(Lines of data)
## Begin
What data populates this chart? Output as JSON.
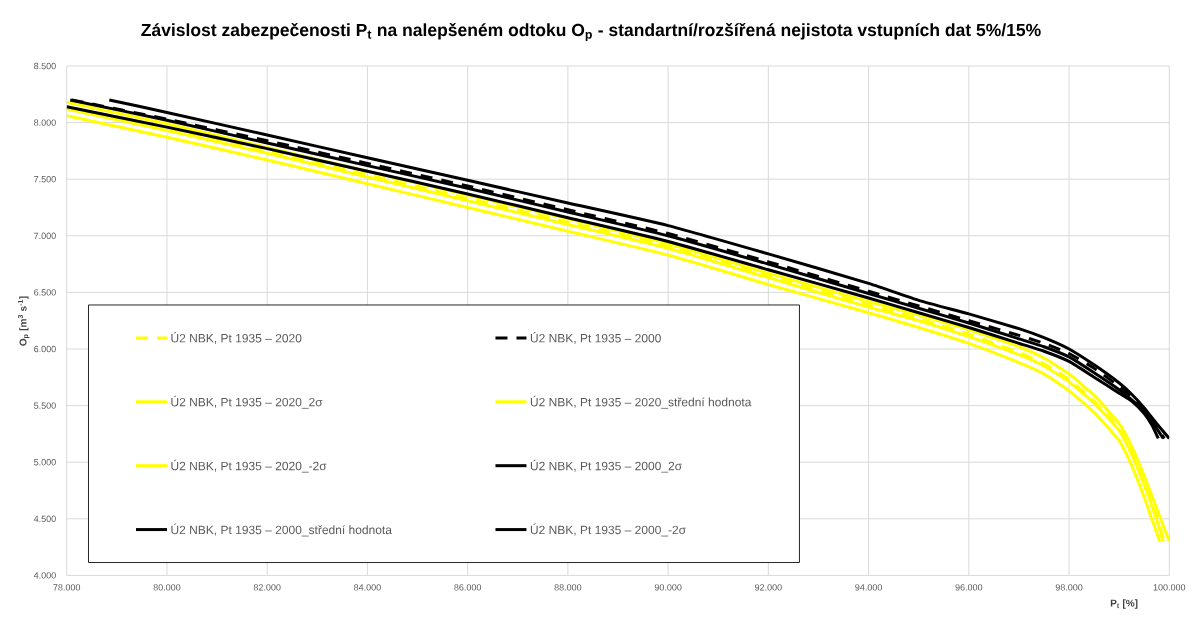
{
  "chart_data": {
    "type": "line",
    "title": "Závislost zabezpečenosti P$_{t}$ na nalepšeném odtoku O$_{p}$  - standartní/rozšířená nejistota vstupních dat 5%/15%",
    "xlabel": "P$_{t}$ [%]",
    "ylabel": "O$_{p}$ [m$^{3}$ s$^{-1}$]",
    "xlim": [
      78,
      100
    ],
    "ylim": [
      4,
      8.5
    ],
    "xticks": [
      {
        "value": 78,
        "label": "78.000"
      },
      {
        "value": 80,
        "label": "80.000"
      },
      {
        "value": 82,
        "label": "82.000"
      },
      {
        "value": 84,
        "label": "84.000"
      },
      {
        "value": 86,
        "label": "86.000"
      },
      {
        "value": 88,
        "label": "88.000"
      },
      {
        "value": 90,
        "label": "90.000"
      },
      {
        "value": 92,
        "label": "92.000"
      },
      {
        "value": 94,
        "label": "94.000"
      },
      {
        "value": 96,
        "label": "96.000"
      },
      {
        "value": 98,
        "label": "98.000"
      },
      {
        "value": 100,
        "label": "100.000"
      }
    ],
    "yticks": [
      {
        "value": 4,
        "label": "4.000"
      },
      {
        "value": 4.5,
        "label": "4.500"
      },
      {
        "value": 5,
        "label": "5.000"
      },
      {
        "value": 5.5,
        "label": "5.500"
      },
      {
        "value": 6,
        "label": "6.000"
      },
      {
        "value": 6.5,
        "label": "6.500"
      },
      {
        "value": 7,
        "label": "7.000"
      },
      {
        "value": 7.5,
        "label": "7.500"
      },
      {
        "value": 8,
        "label": "8.000"
      },
      {
        "value": 8.5,
        "label": "8.500"
      }
    ],
    "grid": true,
    "legend": "bottom left",
    "series": [
      {
        "name": "Ú2 NBK, Pt 1935 – 2020",
        "color": "#ffff00",
        "line_style": "dashed",
        "x": [
          78,
          80,
          82,
          84,
          86,
          88,
          90,
          92,
          94,
          95,
          96,
          97,
          97.5,
          98,
          98.5,
          99,
          99.25,
          99.5,
          99.75,
          99.9
        ],
        "values": [
          8.14,
          7.95,
          7.75,
          7.54,
          7.33,
          7.12,
          6.91,
          6.65,
          6.39,
          6.27,
          6.13,
          5.97,
          5.87,
          5.73,
          5.54,
          5.3,
          5.09,
          4.82,
          4.51,
          4.3
        ]
      },
      {
        "name": "Ú2 NBK, Pt 1935 – 2000",
        "color": "#000000",
        "line_style": "dashed",
        "x": [
          78.1,
          80,
          82,
          84,
          86,
          88,
          90,
          92,
          94,
          95,
          96,
          97,
          97.5,
          98,
          98.5,
          99,
          99.25,
          99.5,
          99.7,
          99.9
        ],
        "values": [
          8.2,
          8.03,
          7.84,
          7.64,
          7.44,
          7.23,
          7.02,
          6.77,
          6.51,
          6.38,
          6.25,
          6.12,
          6.05,
          5.96,
          5.83,
          5.67,
          5.58,
          5.47,
          5.35,
          5.21
        ]
      },
      {
        "name": "Ú2 NBK, Pt 1935 – 2020_2σ",
        "color": "#ffff00",
        "line_style": "solid",
        "x": [
          78,
          80,
          82,
          84,
          86,
          88,
          90,
          92,
          94,
          95,
          96,
          97,
          97.5,
          98,
          98.5,
          99,
          99.25,
          99.5,
          99.75,
          100
        ],
        "values": [
          8.18,
          7.99,
          7.78,
          7.57,
          7.36,
          7.15,
          6.93,
          6.67,
          6.42,
          6.3,
          6.17,
          6.02,
          5.92,
          5.78,
          5.59,
          5.34,
          5.14,
          4.88,
          4.59,
          4.3
        ]
      },
      {
        "name": "Ú2 NBK, Pt 1935 – 2020_střední hodnota",
        "color": "#ffff00",
        "line_style": "solid",
        "x": [
          78,
          80,
          82,
          84,
          86,
          88,
          90,
          92,
          94,
          95,
          96,
          97,
          97.5,
          98,
          98.5,
          99,
          99.25,
          99.5,
          99.75,
          99.88
        ],
        "values": [
          8.12,
          7.93,
          7.73,
          7.52,
          7.31,
          7.1,
          6.89,
          6.63,
          6.37,
          6.25,
          6.11,
          5.95,
          5.85,
          5.71,
          5.52,
          5.28,
          5.07,
          4.8,
          4.49,
          4.3
        ]
      },
      {
        "name": "Ú2 NBK, Pt 1935 – 2020_-2σ",
        "color": "#ffff00",
        "line_style": "solid",
        "x": [
          78,
          80,
          82,
          84,
          86,
          88,
          90,
          92,
          94,
          95,
          96,
          97,
          97.5,
          98,
          98.5,
          99,
          99.25,
          99.5,
          99.65,
          99.81
        ],
        "values": [
          8.06,
          7.87,
          7.67,
          7.46,
          7.25,
          7.04,
          6.83,
          6.57,
          6.32,
          6.19,
          6.05,
          5.88,
          5.78,
          5.63,
          5.44,
          5.19,
          4.97,
          4.69,
          4.5,
          4.3
        ]
      },
      {
        "name": "Ú2 NBK, Pt 1935 – 2000_2σ",
        "color": "#000000",
        "line_style": "solid",
        "x": [
          78.85,
          80,
          82,
          84,
          86,
          88,
          90,
          92,
          94,
          95,
          96,
          97,
          97.5,
          98,
          98.5,
          99,
          99.25,
          99.5,
          99.75,
          100
        ],
        "values": [
          8.2,
          8.09,
          7.89,
          7.69,
          7.49,
          7.29,
          7.09,
          6.84,
          6.58,
          6.43,
          6.31,
          6.18,
          6.1,
          6.0,
          5.86,
          5.7,
          5.6,
          5.48,
          5.34,
          5.21
        ]
      },
      {
        "name": "Ú2 NBK, Pt 1935 – 2000_střední hodnota",
        "color": "#000000",
        "line_style": "solid",
        "x": [
          78.07,
          80,
          82,
          84,
          86,
          88,
          90,
          92,
          94,
          95,
          96,
          97,
          97.5,
          98,
          98.5,
          99,
          99.25,
          99.5,
          99.7,
          99.88
        ],
        "values": [
          8.2,
          8.02,
          7.82,
          7.62,
          7.42,
          7.21,
          7.0,
          6.75,
          6.49,
          6.36,
          6.23,
          6.09,
          6.02,
          5.93,
          5.79,
          5.64,
          5.55,
          5.45,
          5.33,
          5.21
        ]
      },
      {
        "name": "Ú2 NBK, Pt 1935 – 2000_-2σ",
        "color": "#000000",
        "line_style": "solid",
        "x": [
          78,
          80,
          82,
          84,
          86,
          88,
          90,
          92,
          94,
          95,
          96,
          97,
          97.5,
          98,
          98.5,
          99,
          99.25,
          99.5,
          99.65,
          99.78
        ],
        "values": [
          8.14,
          7.96,
          7.77,
          7.57,
          7.37,
          7.16,
          6.95,
          6.7,
          6.45,
          6.32,
          6.19,
          6.05,
          5.98,
          5.89,
          5.75,
          5.61,
          5.54,
          5.43,
          5.33,
          5.21
        ]
      }
    ]
  }
}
## End
EXERCISE REQUIREMENTS: Pictures in the records must not appear in the copy; transcribe everything else precisely.

TASK RESULT:
What data populates this chart? Output as JSON.
{
  "chart_data": {
    "type": "line",
    "title": "Závislost zabezpečenosti P$_{t}$ na nalepšeném odtoku O$_{p}$  - standartní/rozšířená nejistota vstupních dat 5%/15%",
    "xlabel": "P$_{t}$ [%]",
    "ylabel": "O$_{p}$ [m$^{3}$ s$^{-1}$]",
    "xlim": [
      78,
      100
    ],
    "ylim": [
      4,
      8.5
    ],
    "xticks": [
      {
        "value": 78,
        "label": "78.000"
      },
      {
        "value": 80,
        "label": "80.000"
      },
      {
        "value": 82,
        "label": "82.000"
      },
      {
        "value": 84,
        "label": "84.000"
      },
      {
        "value": 86,
        "label": "86.000"
      },
      {
        "value": 88,
        "label": "88.000"
      },
      {
        "value": 90,
        "label": "90.000"
      },
      {
        "value": 92,
        "label": "92.000"
      },
      {
        "value": 94,
        "label": "94.000"
      },
      {
        "value": 96,
        "label": "96.000"
      },
      {
        "value": 98,
        "label": "98.000"
      },
      {
        "value": 100,
        "label": "100.000"
      }
    ],
    "yticks": [
      {
        "value": 4,
        "label": "4.000"
      },
      {
        "value": 4.5,
        "label": "4.500"
      },
      {
        "value": 5,
        "label": "5.000"
      },
      {
        "value": 5.5,
        "label": "5.500"
      },
      {
        "value": 6,
        "label": "6.000"
      },
      {
        "value": 6.5,
        "label": "6.500"
      },
      {
        "value": 7,
        "label": "7.000"
      },
      {
        "value": 7.5,
        "label": "7.500"
      },
      {
        "value": 8,
        "label": "8.000"
      },
      {
        "value": 8.5,
        "label": "8.500"
      }
    ],
    "grid": true,
    "legend": "bottom left",
    "series": [
      {
        "name": "Ú2 NBK, Pt 1935 – 2020",
        "color": "#ffff00",
        "line_style": "dashed",
        "x": [
          78,
          80,
          82,
          84,
          86,
          88,
          90,
          92,
          94,
          95,
          96,
          97,
          97.5,
          98,
          98.5,
          99,
          99.25,
          99.5,
          99.75,
          99.9
        ],
        "values": [
          8.14,
          7.95,
          7.75,
          7.54,
          7.33,
          7.12,
          6.91,
          6.65,
          6.39,
          6.27,
          6.13,
          5.97,
          5.87,
          5.73,
          5.54,
          5.3,
          5.09,
          4.82,
          4.51,
          4.3
        ]
      },
      {
        "name": "Ú2 NBK, Pt 1935 – 2000",
        "color": "#000000",
        "line_style": "dashed",
        "x": [
          78.1,
          80,
          82,
          84,
          86,
          88,
          90,
          92,
          94,
          95,
          96,
          97,
          97.5,
          98,
          98.5,
          99,
          99.25,
          99.5,
          99.7,
          99.9
        ],
        "values": [
          8.2,
          8.03,
          7.84,
          7.64,
          7.44,
          7.23,
          7.02,
          6.77,
          6.51,
          6.38,
          6.25,
          6.12,
          6.05,
          5.96,
          5.83,
          5.67,
          5.58,
          5.47,
          5.35,
          5.21
        ]
      },
      {
        "name": "Ú2 NBK, Pt 1935 – 2020_2σ",
        "color": "#ffff00",
        "line_style": "solid",
        "x": [
          78,
          80,
          82,
          84,
          86,
          88,
          90,
          92,
          94,
          95,
          96,
          97,
          97.5,
          98,
          98.5,
          99,
          99.25,
          99.5,
          99.75,
          100
        ],
        "values": [
          8.18,
          7.99,
          7.78,
          7.57,
          7.36,
          7.15,
          6.93,
          6.67,
          6.42,
          6.3,
          6.17,
          6.02,
          5.92,
          5.78,
          5.59,
          5.34,
          5.14,
          4.88,
          4.59,
          4.3
        ]
      },
      {
        "name": "Ú2 NBK, Pt 1935 – 2020_střední hodnota",
        "color": "#ffff00",
        "line_style": "solid",
        "x": [
          78,
          80,
          82,
          84,
          86,
          88,
          90,
          92,
          94,
          95,
          96,
          97,
          97.5,
          98,
          98.5,
          99,
          99.25,
          99.5,
          99.75,
          99.88
        ],
        "values": [
          8.12,
          7.93,
          7.73,
          7.52,
          7.31,
          7.1,
          6.89,
          6.63,
          6.37,
          6.25,
          6.11,
          5.95,
          5.85,
          5.71,
          5.52,
          5.28,
          5.07,
          4.8,
          4.49,
          4.3
        ]
      },
      {
        "name": "Ú2 NBK, Pt 1935 – 2020_-2σ",
        "color": "#ffff00",
        "line_style": "solid",
        "x": [
          78,
          80,
          82,
          84,
          86,
          88,
          90,
          92,
          94,
          95,
          96,
          97,
          97.5,
          98,
          98.5,
          99,
          99.25,
          99.5,
          99.65,
          99.81
        ],
        "values": [
          8.06,
          7.87,
          7.67,
          7.46,
          7.25,
          7.04,
          6.83,
          6.57,
          6.32,
          6.19,
          6.05,
          5.88,
          5.78,
          5.63,
          5.44,
          5.19,
          4.97,
          4.69,
          4.5,
          4.3
        ]
      },
      {
        "name": "Ú2 NBK, Pt 1935 – 2000_2σ",
        "color": "#000000",
        "line_style": "solid",
        "x": [
          78.85,
          80,
          82,
          84,
          86,
          88,
          90,
          92,
          94,
          95,
          96,
          97,
          97.5,
          98,
          98.5,
          99,
          99.25,
          99.5,
          99.75,
          100
        ],
        "values": [
          8.2,
          8.09,
          7.89,
          7.69,
          7.49,
          7.29,
          7.09,
          6.84,
          6.58,
          6.43,
          6.31,
          6.18,
          6.1,
          6.0,
          5.86,
          5.7,
          5.6,
          5.48,
          5.34,
          5.21
        ]
      },
      {
        "name": "Ú2 NBK, Pt 1935 – 2000_střední hodnota",
        "color": "#000000",
        "line_style": "solid",
        "x": [
          78.07,
          80,
          82,
          84,
          86,
          88,
          90,
          92,
          94,
          95,
          96,
          97,
          97.5,
          98,
          98.5,
          99,
          99.25,
          99.5,
          99.7,
          99.88
        ],
        "values": [
          8.2,
          8.02,
          7.82,
          7.62,
          7.42,
          7.21,
          7.0,
          6.75,
          6.49,
          6.36,
          6.23,
          6.09,
          6.02,
          5.93,
          5.79,
          5.64,
          5.55,
          5.45,
          5.33,
          5.21
        ]
      },
      {
        "name": "Ú2 NBK, Pt 1935 – 2000_-2σ",
        "color": "#000000",
        "line_style": "solid",
        "x": [
          78,
          80,
          82,
          84,
          86,
          88,
          90,
          92,
          94,
          95,
          96,
          97,
          97.5,
          98,
          98.5,
          99,
          99.25,
          99.5,
          99.65,
          99.78
        ],
        "values": [
          8.14,
          7.96,
          7.77,
          7.57,
          7.37,
          7.16,
          6.95,
          6.7,
          6.45,
          6.32,
          6.19,
          6.05,
          5.98,
          5.89,
          5.75,
          5.61,
          5.54,
          5.43,
          5.33,
          5.21
        ]
      }
    ]
  }
}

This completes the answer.